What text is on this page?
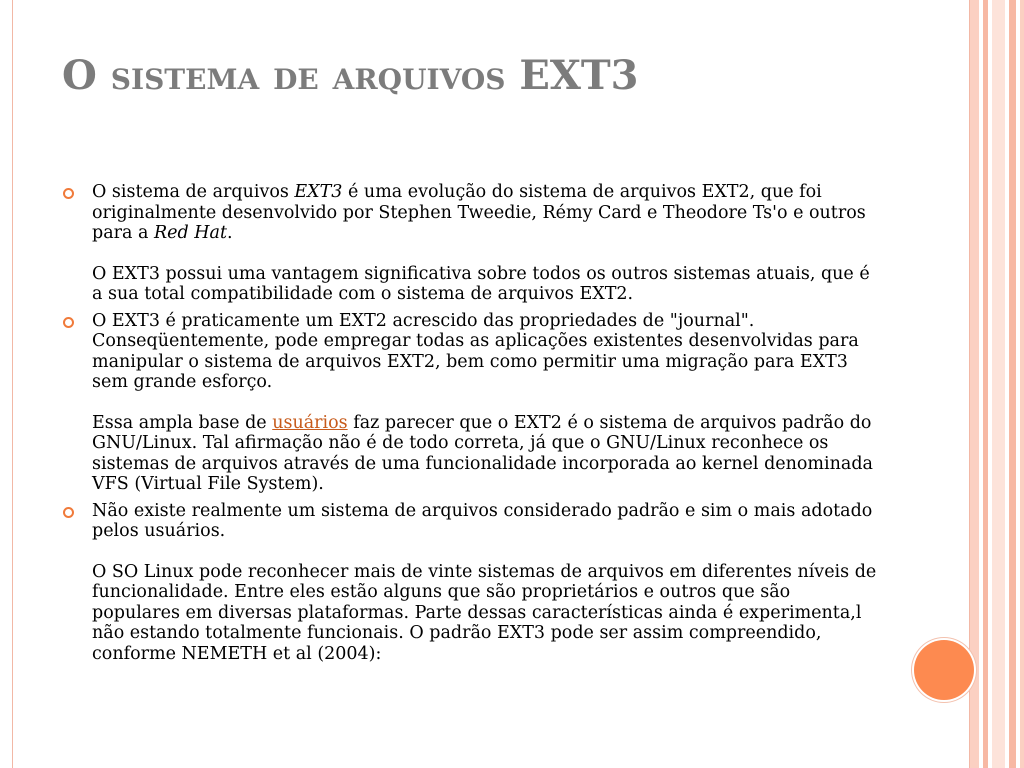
O sistema de arquivos EXT3

O sistema de arquivos EXT3 é uma evolução do sistema de arquivos EXT2, que foi originalmente desenvolvido por Stephen Tweedie, Rémy Card e Theodore Ts'o e outros para a Red Hat.

O EXT3 possui uma vantagem significativa sobre todos os outros sistemas atuais, que é a sua total compatibilidade com o sistema de arquivos EXT2.

O EXT3 é praticamente um EXT2 acrescido das propriedades de "journal". Conseqüentemente, pode empregar todas as aplicações existentes desenvolvidas para manipular o sistema de arquivos EXT2, bem como permitir uma migração para EXT3 sem grande esforço.

Essa ampla base de usuários faz parecer que o EXT2 é o sistema de arquivos padrão do GNU/Linux. Tal afirmação não é de todo correta, já que o GNU/Linux reconhece os sistemas de arquivos através de uma funcionalidade incorporada ao kernel denominada VFS (Virtual File System).

Não existe realmente um sistema de arquivos considerado padrão e sim o mais adotado pelos usuários.

O SO Linux pode reconhecer mais de vinte sistemas de arquivos em diferentes níveis de funcionalidade. Entre eles estão alguns que são proprietários e outros que são populares em diversas plataformas. Parte dessas características ainda é experimenta,l não estando totalmente funcionais. O padrão EXT3 pode ser assim compreendido, conforme NEMETH et al (2004):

:::

**Goal**
Where a line in the material contains "para", copy that line.

**Correct response**
O sistema de arquivos EXT3 é uma evolução do sistema de arquivos EXT2, que foi originalmente desenvolvido por Stephen Tweedie, Rémy Card e Theodore Ts'o e outros para a Red Hat.
O EXT3 é praticamente um EXT2 acrescido das propriedades de "journal". Conseqüentemente, pode empregar todas as aplicações existentes desenvolvidas para manipular o sistema de arquivos EXT2, bem como permitir uma migração para EXT3 sem grande esforço.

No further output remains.